**Direction:** Copy out the rows exactly as they appear, from the line with "callout-number-badge: 7 —" up to and including the final line of the rows.
begin
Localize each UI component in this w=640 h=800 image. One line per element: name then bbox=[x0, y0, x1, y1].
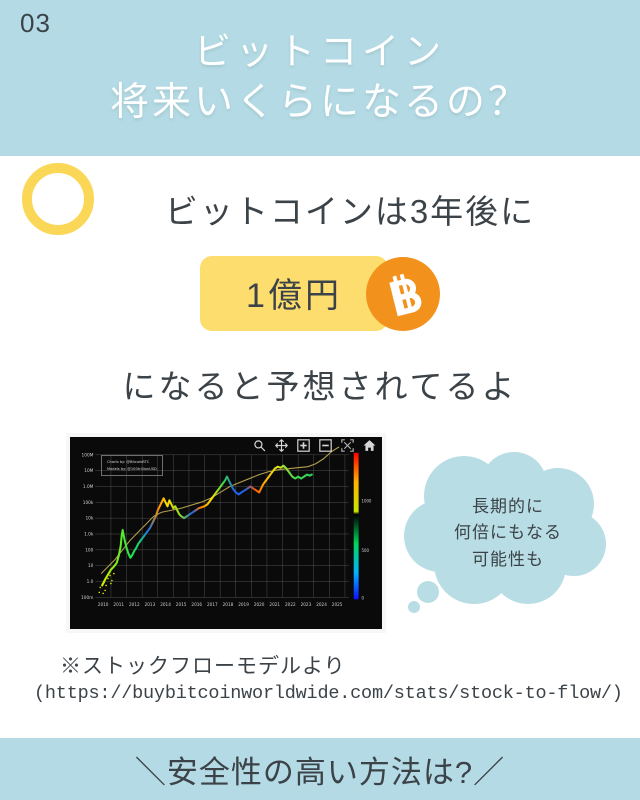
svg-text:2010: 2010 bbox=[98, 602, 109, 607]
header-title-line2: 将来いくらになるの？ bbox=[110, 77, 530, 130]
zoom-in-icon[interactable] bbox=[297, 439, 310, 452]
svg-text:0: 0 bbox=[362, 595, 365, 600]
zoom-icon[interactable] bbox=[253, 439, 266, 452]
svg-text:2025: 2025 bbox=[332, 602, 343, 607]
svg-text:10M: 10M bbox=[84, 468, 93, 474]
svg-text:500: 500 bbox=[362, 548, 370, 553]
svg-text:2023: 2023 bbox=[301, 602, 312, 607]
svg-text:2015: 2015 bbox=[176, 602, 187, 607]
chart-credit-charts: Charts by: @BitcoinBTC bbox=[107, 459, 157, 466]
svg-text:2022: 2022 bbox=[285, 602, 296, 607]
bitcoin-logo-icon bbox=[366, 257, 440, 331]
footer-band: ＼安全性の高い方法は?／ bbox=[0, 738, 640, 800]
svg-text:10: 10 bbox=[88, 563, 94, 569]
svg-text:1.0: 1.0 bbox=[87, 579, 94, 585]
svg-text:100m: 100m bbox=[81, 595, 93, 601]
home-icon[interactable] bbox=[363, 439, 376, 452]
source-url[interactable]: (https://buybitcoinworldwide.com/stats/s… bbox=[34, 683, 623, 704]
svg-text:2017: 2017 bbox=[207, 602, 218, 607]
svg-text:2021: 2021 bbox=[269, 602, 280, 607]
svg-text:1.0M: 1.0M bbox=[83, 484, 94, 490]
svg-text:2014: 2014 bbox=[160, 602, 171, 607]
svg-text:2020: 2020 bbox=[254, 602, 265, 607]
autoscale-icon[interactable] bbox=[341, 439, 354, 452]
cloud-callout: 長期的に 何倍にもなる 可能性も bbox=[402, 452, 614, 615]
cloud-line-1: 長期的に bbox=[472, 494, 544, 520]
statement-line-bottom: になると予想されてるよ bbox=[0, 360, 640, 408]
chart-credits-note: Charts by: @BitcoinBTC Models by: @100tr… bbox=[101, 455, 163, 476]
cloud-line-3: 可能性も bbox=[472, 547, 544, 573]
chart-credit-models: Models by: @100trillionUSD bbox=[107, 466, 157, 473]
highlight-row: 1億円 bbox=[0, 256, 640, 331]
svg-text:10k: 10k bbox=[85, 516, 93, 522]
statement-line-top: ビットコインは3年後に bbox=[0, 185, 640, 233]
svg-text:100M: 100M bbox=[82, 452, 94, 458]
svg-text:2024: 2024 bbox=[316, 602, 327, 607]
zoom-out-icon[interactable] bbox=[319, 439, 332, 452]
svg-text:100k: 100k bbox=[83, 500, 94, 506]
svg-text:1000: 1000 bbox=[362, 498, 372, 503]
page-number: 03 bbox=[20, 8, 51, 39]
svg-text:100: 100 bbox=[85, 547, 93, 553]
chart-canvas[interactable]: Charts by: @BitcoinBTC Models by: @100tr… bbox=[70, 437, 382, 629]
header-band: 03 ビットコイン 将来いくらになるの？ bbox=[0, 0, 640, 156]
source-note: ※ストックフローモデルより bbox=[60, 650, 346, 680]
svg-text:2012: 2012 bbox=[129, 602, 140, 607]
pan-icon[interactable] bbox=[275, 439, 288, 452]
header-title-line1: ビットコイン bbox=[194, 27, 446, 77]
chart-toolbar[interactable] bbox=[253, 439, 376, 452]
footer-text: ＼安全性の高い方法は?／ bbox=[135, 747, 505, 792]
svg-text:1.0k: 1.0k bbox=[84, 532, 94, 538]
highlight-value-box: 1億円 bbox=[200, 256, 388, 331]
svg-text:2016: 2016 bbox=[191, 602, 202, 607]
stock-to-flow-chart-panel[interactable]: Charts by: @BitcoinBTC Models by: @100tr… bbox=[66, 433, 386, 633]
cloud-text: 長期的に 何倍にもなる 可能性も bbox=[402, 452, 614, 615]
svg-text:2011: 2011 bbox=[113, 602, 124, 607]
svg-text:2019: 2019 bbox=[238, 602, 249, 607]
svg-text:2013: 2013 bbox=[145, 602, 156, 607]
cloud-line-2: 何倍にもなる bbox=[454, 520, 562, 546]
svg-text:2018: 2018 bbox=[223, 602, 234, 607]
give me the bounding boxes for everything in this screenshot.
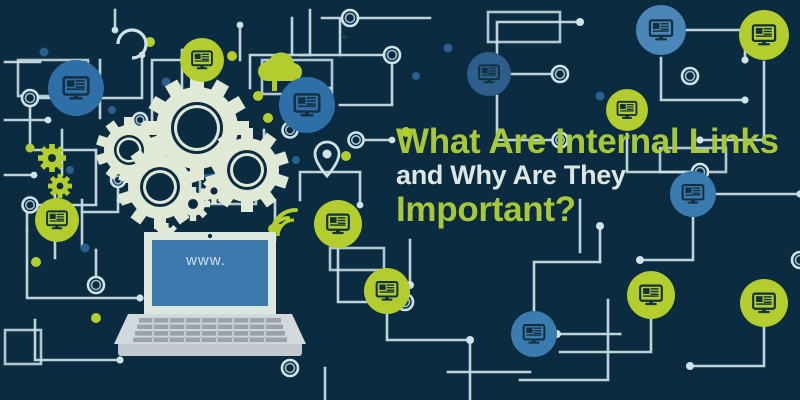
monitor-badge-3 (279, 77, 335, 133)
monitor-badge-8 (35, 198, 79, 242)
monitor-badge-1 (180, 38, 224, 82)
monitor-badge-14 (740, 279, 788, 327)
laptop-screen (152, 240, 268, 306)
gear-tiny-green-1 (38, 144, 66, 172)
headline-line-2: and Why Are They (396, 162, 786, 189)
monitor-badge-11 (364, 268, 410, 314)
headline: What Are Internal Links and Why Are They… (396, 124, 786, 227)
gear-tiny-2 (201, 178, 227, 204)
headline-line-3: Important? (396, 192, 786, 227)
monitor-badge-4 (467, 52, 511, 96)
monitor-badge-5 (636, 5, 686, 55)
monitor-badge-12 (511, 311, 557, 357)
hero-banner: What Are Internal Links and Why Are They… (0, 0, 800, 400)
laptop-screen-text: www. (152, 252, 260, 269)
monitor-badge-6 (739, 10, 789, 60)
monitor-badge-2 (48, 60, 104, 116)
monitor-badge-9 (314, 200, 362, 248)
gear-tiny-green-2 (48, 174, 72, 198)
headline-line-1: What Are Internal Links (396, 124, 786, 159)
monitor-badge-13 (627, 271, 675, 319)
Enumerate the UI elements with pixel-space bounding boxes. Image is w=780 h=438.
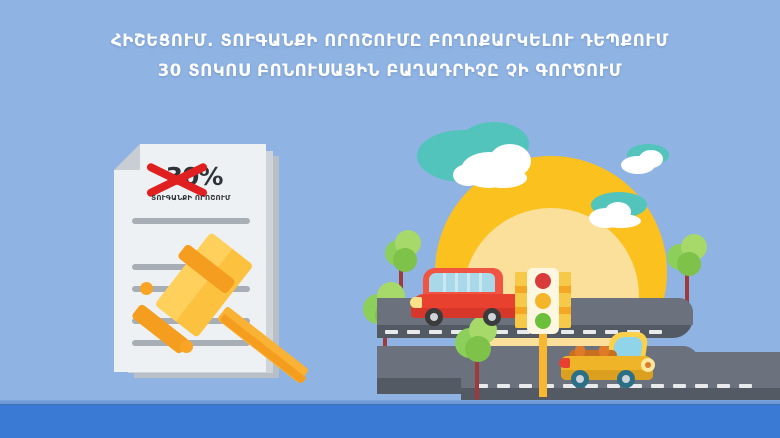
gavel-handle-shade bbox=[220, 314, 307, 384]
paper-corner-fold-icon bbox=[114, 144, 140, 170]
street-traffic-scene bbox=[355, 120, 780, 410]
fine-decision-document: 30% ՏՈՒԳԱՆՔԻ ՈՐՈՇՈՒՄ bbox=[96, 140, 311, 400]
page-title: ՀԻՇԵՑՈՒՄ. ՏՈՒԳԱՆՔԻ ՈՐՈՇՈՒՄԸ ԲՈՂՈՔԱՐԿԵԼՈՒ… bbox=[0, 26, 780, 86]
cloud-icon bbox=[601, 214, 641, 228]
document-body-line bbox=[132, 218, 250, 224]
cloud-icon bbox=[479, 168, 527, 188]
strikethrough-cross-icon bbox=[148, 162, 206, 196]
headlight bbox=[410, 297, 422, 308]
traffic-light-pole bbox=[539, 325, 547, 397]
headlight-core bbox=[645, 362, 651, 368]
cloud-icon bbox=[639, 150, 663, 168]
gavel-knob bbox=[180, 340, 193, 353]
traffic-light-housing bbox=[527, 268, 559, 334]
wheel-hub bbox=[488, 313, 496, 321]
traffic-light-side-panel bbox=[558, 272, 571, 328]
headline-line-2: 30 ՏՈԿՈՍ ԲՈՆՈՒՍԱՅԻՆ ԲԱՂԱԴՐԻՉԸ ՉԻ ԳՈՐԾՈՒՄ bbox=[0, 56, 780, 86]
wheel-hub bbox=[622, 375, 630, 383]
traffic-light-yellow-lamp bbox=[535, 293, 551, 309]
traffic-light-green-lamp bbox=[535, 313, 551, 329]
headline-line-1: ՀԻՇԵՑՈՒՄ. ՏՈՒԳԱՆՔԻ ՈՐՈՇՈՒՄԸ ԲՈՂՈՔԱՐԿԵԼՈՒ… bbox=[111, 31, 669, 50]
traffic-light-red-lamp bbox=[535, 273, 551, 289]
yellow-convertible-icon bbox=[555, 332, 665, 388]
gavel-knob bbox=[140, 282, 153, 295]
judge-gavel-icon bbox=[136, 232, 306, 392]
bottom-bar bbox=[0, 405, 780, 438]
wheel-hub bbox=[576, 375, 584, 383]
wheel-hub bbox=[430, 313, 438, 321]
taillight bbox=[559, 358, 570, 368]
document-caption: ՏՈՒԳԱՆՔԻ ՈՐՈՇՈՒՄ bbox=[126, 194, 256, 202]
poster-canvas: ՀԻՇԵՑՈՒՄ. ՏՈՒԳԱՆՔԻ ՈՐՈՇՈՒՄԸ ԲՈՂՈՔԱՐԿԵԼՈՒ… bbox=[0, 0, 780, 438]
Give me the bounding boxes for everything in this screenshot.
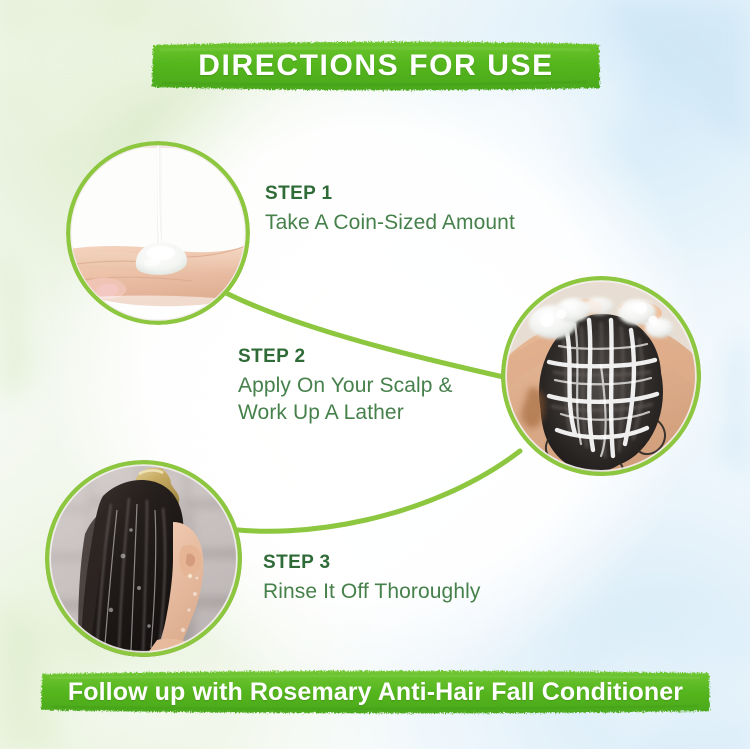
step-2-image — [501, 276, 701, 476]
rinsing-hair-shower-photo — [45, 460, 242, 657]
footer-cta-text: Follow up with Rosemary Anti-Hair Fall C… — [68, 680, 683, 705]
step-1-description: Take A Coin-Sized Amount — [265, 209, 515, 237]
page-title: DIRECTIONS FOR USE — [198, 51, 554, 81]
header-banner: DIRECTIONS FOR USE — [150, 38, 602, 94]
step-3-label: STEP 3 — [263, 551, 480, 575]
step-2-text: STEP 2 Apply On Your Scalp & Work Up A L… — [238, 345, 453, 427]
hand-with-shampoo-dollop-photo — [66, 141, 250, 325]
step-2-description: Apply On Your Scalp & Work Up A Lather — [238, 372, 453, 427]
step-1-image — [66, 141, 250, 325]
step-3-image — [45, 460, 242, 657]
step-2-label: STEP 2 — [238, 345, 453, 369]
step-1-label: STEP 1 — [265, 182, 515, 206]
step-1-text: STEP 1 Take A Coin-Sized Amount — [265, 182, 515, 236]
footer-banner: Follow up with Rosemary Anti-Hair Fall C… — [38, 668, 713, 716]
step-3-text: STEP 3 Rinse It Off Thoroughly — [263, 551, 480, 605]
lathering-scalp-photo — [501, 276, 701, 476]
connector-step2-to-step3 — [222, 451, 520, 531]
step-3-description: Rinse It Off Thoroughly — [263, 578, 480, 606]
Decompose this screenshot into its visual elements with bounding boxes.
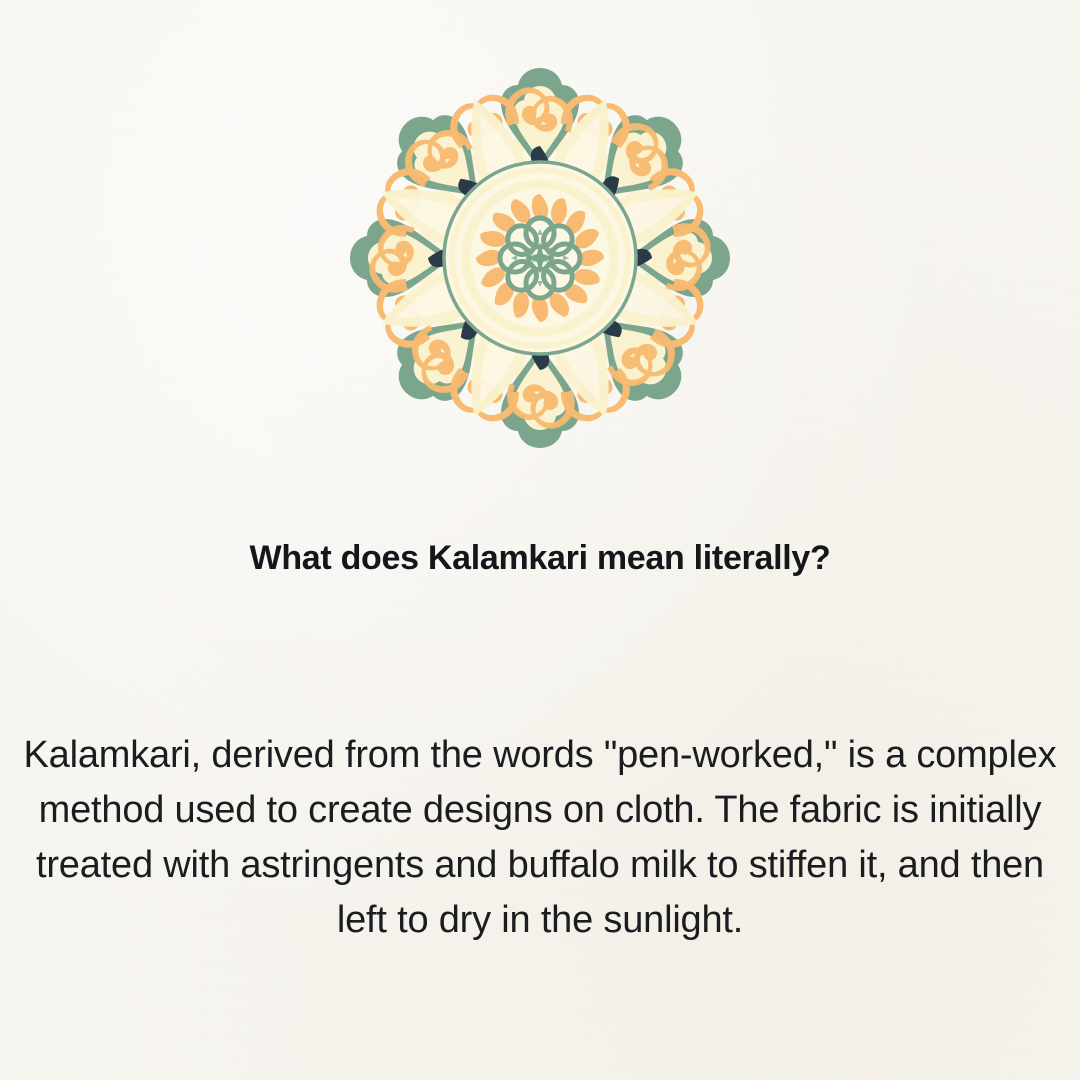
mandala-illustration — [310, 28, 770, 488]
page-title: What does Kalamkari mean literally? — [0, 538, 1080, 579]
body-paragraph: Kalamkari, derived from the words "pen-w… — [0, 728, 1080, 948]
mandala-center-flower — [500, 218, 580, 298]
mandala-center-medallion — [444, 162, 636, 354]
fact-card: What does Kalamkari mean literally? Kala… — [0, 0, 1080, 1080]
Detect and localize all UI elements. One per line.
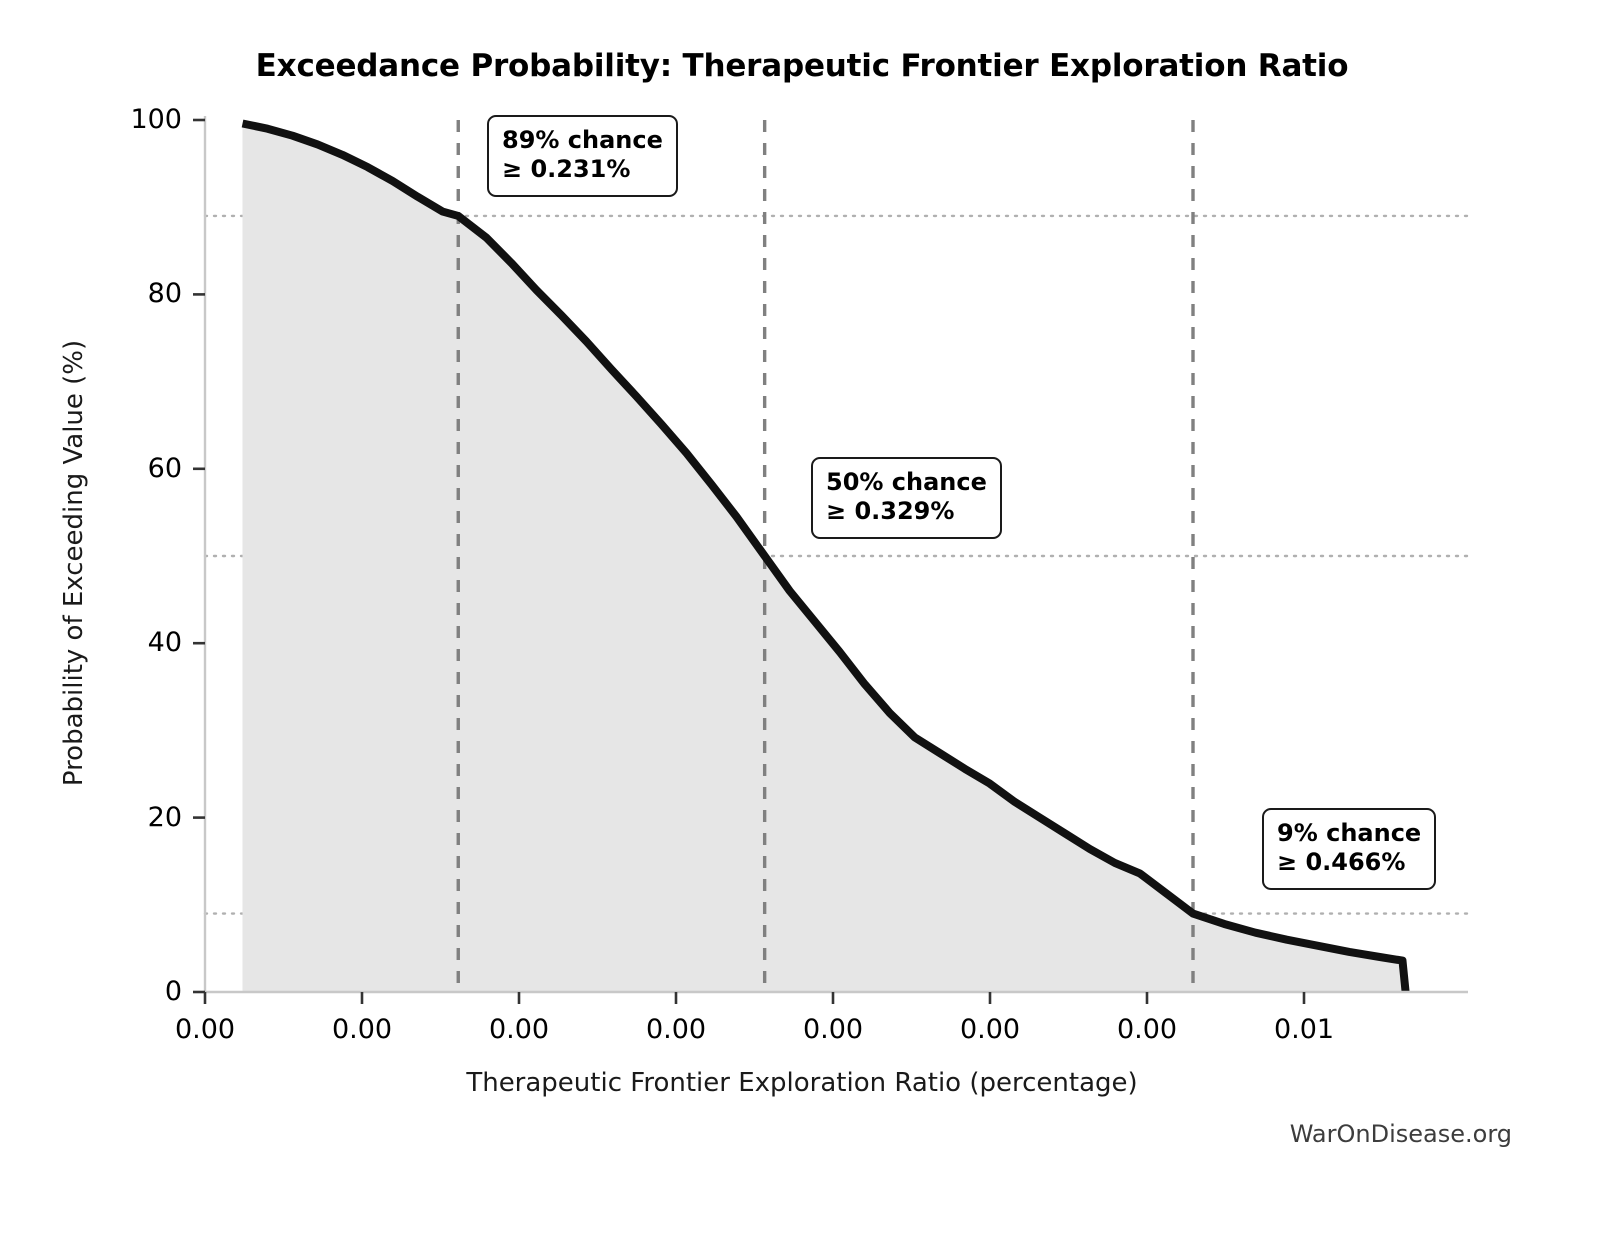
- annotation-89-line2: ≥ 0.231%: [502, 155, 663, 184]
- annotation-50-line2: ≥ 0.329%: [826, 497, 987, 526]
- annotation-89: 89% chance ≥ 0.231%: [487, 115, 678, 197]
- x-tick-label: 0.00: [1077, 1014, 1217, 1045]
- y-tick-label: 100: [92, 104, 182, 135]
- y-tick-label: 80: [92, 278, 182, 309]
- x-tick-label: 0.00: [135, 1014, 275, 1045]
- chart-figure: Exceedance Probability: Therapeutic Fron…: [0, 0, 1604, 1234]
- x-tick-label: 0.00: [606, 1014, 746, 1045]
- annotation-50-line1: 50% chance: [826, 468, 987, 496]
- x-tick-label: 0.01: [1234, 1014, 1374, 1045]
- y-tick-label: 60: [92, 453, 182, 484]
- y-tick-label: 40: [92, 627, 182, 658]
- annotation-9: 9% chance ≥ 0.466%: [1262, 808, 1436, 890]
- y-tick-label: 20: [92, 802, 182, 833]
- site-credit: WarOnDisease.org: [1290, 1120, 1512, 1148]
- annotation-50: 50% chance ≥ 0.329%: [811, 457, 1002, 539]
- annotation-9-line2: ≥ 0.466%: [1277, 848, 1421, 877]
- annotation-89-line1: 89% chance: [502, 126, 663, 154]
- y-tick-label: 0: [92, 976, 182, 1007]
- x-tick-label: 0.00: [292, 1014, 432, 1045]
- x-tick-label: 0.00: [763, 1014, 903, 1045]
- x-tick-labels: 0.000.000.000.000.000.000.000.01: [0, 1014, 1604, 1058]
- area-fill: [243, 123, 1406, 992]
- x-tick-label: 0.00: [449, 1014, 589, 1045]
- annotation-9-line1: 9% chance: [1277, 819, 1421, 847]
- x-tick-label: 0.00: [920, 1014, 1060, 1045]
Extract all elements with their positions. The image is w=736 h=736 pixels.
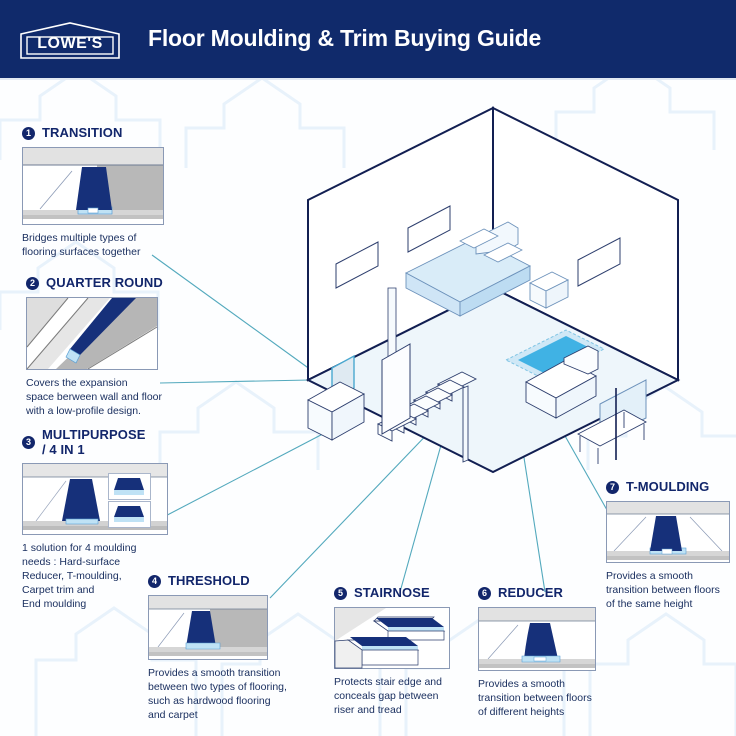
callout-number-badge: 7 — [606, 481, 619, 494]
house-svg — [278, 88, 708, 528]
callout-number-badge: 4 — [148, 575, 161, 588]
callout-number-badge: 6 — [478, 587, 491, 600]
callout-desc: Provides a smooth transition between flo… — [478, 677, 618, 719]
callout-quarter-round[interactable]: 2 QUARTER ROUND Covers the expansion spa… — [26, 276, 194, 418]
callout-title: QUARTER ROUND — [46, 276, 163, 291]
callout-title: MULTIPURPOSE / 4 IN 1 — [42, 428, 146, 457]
end
**Task output:**
callout-number-badge: 7 — [606, 481, 619, 494]
house-svg — [278, 88, 708, 528]
callout-number-badge: 4 — [148, 575, 161, 588]
callout-number-badge: 6 — [478, 587, 491, 600]
callout-desc: Provides a smooth transition between flo… — [478, 677, 618, 719]
callout-quarter-round[interactable]: 2 QUARTER ROUND Covers the expansion spa… — [26, 276, 194, 418]
callout-title: QUARTER ROUND — [46, 276, 163, 291]
callout-title: MULTIPURPOSE / 4 IN 1 — [42, 428, 146, 457]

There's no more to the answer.